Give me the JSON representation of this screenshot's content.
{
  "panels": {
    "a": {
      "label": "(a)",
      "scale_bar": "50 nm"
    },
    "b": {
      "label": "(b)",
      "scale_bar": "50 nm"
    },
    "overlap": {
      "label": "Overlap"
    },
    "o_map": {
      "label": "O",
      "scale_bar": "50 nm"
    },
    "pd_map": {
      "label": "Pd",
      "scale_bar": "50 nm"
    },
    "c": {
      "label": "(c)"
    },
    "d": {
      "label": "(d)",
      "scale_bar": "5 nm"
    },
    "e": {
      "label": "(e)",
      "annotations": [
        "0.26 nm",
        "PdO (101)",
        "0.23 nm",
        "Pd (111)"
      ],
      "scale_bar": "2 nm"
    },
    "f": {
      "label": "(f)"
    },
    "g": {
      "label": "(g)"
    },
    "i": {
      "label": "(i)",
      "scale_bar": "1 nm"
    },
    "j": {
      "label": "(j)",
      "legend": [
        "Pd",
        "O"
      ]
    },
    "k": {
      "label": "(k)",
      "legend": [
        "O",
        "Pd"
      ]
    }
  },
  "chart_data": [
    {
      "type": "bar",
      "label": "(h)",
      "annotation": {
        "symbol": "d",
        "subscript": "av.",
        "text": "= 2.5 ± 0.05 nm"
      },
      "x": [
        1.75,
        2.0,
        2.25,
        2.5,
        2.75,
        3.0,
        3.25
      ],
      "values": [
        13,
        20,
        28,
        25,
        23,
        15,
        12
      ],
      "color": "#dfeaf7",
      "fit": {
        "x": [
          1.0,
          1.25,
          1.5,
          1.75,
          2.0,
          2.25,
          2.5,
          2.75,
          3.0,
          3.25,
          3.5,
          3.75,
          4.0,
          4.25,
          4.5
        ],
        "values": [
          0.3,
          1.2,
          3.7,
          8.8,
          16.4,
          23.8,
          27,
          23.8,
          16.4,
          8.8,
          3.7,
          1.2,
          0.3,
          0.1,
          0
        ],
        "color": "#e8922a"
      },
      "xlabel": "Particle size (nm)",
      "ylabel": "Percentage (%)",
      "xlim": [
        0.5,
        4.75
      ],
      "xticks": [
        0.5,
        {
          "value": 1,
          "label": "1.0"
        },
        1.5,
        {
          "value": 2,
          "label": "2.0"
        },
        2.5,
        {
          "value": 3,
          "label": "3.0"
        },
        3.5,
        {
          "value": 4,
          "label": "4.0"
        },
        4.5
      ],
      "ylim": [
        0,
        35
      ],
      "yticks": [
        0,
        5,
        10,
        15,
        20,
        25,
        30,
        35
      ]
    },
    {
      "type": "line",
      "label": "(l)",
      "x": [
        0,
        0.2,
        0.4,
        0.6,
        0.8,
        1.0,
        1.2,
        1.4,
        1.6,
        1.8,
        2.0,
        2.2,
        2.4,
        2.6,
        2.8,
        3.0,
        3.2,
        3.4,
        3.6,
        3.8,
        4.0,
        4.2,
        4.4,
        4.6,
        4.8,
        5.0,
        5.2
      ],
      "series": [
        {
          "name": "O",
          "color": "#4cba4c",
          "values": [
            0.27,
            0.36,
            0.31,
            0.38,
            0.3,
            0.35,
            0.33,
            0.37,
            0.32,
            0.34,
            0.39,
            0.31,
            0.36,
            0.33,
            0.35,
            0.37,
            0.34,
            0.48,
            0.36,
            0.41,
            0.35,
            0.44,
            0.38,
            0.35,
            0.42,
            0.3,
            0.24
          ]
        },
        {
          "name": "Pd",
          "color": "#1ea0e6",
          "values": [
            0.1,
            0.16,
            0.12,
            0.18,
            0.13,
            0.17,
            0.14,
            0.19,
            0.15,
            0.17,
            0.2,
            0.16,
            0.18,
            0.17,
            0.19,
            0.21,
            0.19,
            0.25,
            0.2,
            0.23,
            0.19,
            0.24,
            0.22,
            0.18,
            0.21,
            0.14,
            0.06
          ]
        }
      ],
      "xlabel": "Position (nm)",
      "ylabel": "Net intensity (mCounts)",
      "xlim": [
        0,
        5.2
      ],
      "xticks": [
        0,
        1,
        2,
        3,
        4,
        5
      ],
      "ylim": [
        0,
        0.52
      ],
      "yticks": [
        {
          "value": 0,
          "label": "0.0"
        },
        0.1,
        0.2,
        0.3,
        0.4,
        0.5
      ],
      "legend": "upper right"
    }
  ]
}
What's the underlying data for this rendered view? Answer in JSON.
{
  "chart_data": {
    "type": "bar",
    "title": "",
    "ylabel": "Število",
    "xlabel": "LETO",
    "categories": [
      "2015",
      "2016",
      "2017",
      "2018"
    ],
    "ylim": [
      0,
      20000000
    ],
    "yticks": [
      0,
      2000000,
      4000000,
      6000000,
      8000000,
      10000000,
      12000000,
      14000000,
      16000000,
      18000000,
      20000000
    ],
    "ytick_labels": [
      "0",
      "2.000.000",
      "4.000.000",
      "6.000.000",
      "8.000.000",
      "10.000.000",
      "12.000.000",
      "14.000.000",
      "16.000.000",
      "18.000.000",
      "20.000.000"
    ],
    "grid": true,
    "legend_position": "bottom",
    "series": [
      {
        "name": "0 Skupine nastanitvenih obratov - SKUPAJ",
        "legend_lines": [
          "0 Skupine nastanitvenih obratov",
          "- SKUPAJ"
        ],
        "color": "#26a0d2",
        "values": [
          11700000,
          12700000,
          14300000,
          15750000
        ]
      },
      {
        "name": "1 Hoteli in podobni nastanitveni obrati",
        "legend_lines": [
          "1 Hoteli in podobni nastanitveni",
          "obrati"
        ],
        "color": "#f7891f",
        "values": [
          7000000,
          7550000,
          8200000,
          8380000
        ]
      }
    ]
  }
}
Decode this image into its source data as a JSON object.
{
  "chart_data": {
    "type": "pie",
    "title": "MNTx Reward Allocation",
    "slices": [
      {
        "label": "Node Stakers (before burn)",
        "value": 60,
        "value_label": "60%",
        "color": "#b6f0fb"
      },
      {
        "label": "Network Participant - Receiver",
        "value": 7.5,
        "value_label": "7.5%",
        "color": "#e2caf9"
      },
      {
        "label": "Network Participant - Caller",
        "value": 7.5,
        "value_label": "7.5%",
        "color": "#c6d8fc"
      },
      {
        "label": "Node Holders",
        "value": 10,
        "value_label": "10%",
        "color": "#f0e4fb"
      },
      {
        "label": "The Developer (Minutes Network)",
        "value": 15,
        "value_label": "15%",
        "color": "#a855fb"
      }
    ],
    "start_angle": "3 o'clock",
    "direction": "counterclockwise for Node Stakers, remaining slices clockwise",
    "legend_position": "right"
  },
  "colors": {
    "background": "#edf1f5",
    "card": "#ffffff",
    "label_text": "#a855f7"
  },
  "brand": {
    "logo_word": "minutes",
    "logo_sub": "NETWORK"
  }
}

§ The task
Quote all of the entries exactly as they appear.

§ Solution to this exercise
Give me the JSON representation of this screenshot's content.
{
  "panels": {
    "a": {
      "label": "(a)",
      "scale_bar": "50 nm"
    },
    "b": {
      "label": "(b)",
      "scale_bar": "50 nm"
    },
    "overlap": {
      "label": "Overlap"
    },
    "o_map": {
      "label": "O",
      "scale_bar": "50 nm"
    },
    "pd_map": {
      "label": "Pd",
      "scale_bar": "50 nm"
    },
    "c": {
      "label": "(c)"
    },
    "d": {
      "label": "(d)",
      "scale_bar": "5 nm"
    },
    "e": {
      "label": "(e)",
      "annotations": [
        "0.26 nm",
        "PdO (101)",
        "0.23 nm",
        "Pd (111)"
      ],
      "scale_bar": "2 nm"
    },
    "f": {
      "label": "(f)"
    },
    "g": {
      "label": "(g)"
    },
    "i": {
      "label": "(i)",
      "scale_bar": "1 nm"
    },
    "j": {
      "label": "(j)",
      "legend": [
        "Pd",
        "O"
      ]
    },
    "k": {
      "label": "(k)",
      "legend": [
        "O",
        "Pd"
      ]
    }
  },
  "chart_data": [
    {
      "type": "bar",
      "label": "(h)",
      "annotation": {
        "symbol": "d",
        "subscript": "av.",
        "text": "= 2.5 ± 0.05 nm"
      },
      "x": [
        1.75,
        2.0,
        2.25,
        2.5,
        2.75,
        3.0,
        3.25
      ],
      "values": [
        13,
        20,
        28,
        25,
        23,
        15,
        12
      ],
      "color": "#dfeaf7",
      "fit": {
        "x": [
          1.0,
          1.25,
          1.5,
          1.75,
          2.0,
          2.25,
          2.5,
          2.75,
          3.0,
          3.25,
          3.5,
          3.75,
          4.0,
          4.25,
          4.5
        ],
        "values": [
          0.3,
          1.2,
          3.7,
          8.8,
          16.4,
          23.8,
          27,
          23.8,
          16.4,
          8.8,
          3.7,
          1.2,
          0.3,
          0.1,
          0
        ],
        "color": "#e8922a"
      },
      "xlabel": "Particle size (nm)",
      "ylabel": "Percentage (%)",
      "xlim": [
        0.5,
        4.75
      ],
      "xticks": [
        0.5,
        {
          "value": 1,
          "label": "1.0"
        },
        1.5,
        {
          "value": 2,
          "label": "2.0"
        },
        2.5,
        {
          "value": 3,
          "label": "3.0"
        },
        3.5,
        {
          "value": 4,
          "label": "4.0"
        },
        4.5
      ],
      "ylim": [
        0,
        35
      ],
      "yticks": [
        0,
        5,
        10,
        15,
        20,
        25,
        30,
        35
      ]
    },
    {
      "type": "line",
      "label": "(l)",
      "x": [
        0,
        0.2,
        0.4,
        0.6,
        0.8,
        1.0,
        1.2,
        1.4,
        1.6,
        1.8,
        2.0,
        2.2,
        2.4,
        2.6,
        2.8,
        3.0,
        3.2,
        3.4,
        3.6,
        3.8,
        4.0,
        4.2,
        4.4,
        4.6,
        4.8,
        5.0,
        5.2
      ],
      "series": [
        {
          "name": "O",
          "color": "#4cba4c",
          "values": [
            0.27,
            0.36,
            0.31,
            0.38,
            0.3,
            0.35,
            0.33,
            0.37,
            0.32,
            0.34,
            0.39,
            0.31,
            0.36,
            0.33,
            0.35,
            0.37,
            0.34,
            0.48,
            0.36,
            0.41,
            0.35,
            0.44,
            0.38,
            0.35,
            0.42,
            0.3,
            0.24
          ]
        },
        {
          "name": "Pd",
          "color": "#1ea0e6",
          "values": [
            0.1,
            0.16,
            0.12,
            0.18,
            0.13,
            0.17,
            0.14,
            0.19,
            0.15,
            0.17,
            0.2,
            0.16,
            0.18,
            0.17,
            0.19,
            0.21,
            0.19,
            0.25,
            0.2,
            0.23,
            0.19,
            0.24,
            0.22,
            0.18,
            0.21,
            0.14,
            0.06
          ]
        }
      ],
      "xlabel": "Position (nm)",
      "ylabel": "Net intensity (mCounts)",
      "xlim": [
        0,
        5.2
      ],
      "xticks": [
        0,
        1,
        2,
        3,
        4,
        5
      ],
      "ylim": [
        0,
        0.52
      ],
      "yticks": [
        {
          "value": 0,
          "label": "0.0"
        },
        0.1,
        0.2,
        0.3,
        0.4,
        0.5
      ],
      "legend": "upper right"
    }
  ]
}
What's the underlying data for this rendered view? Answer in JSON.
{
  "chart_data": {
    "type": "bar",
    "title": "",
    "ylabel": "Število",
    "xlabel": "LETO",
    "categories": [
      "2015",
      "2016",
      "2017",
      "2018"
    ],
    "ylim": [
      0,
      20000000
    ],
    "yticks": [
      0,
      2000000,
      4000000,
      6000000,
      8000000,
      10000000,
      12000000,
      14000000,
      16000000,
      18000000,
      20000000
    ],
    "ytick_labels": [
      "0",
      "2.000.000",
      "4.000.000",
      "6.000.000",
      "8.000.000",
      "10.000.000",
      "12.000.000",
      "14.000.000",
      "16.000.000",
      "18.000.000",
      "20.000.000"
    ],
    "grid": true,
    "legend_position": "bottom",
    "series": [
      {
        "name": "0 Skupine nastanitvenih obratov - SKUPAJ",
        "legend_lines": [
          "0 Skupine nastanitvenih obratov",
          "- SKUPAJ"
        ],
        "color": "#26a0d2",
        "values": [
          11700000,
          12700000,
          14300000,
          15750000
        ]
      },
      {
        "name": "1 Hoteli in podobni nastanitveni obrati",
        "legend_lines": [
          "1 Hoteli in podobni nastanitveni",
          "obrati"
        ],
        "color": "#f7891f",
        "values": [
          7000000,
          7550000,
          8200000,
          8380000
        ]
      }
    ]
  }
}
Decode this image into its source data as a JSON object.
{
  "chart_data": {
    "type": "pie",
    "title": "MNTx Reward Allocation",
    "slices": [
      {
        "label": "Node Stakers (before burn)",
        "value": 60,
        "value_label": "60%",
        "color": "#b6f0fb"
      },
      {
        "label": "Network Participant - Receiver",
        "value": 7.5,
        "value_label": "7.5%",
        "color": "#e2caf9"
      },
      {
        "label": "Network Participant - Caller",
        "value": 7.5,
        "value_label": "7.5%",
        "color": "#c6d8fc"
      },
      {
        "label": "Node Holders",
        "value": 10,
        "value_label": "10%",
        "color": "#f0e4fb"
      },
      {
        "label": "The Developer (Minutes Network)",
        "value": 15,
        "value_label": "15%",
        "color": "#a855fb"
      }
    ],
    "start_angle": "3 o'clock",
    "direction": "counterclockwise for Node Stakers, remaining slices clockwise",
    "legend_position": "right"
  },
  "colors": {
    "background": "#edf1f5",
    "card": "#ffffff",
    "label_text": "#a855f7"
  },
  "brand": {
    "logo_word": "minutes",
    "logo_sub": "NETWORK"
  }
}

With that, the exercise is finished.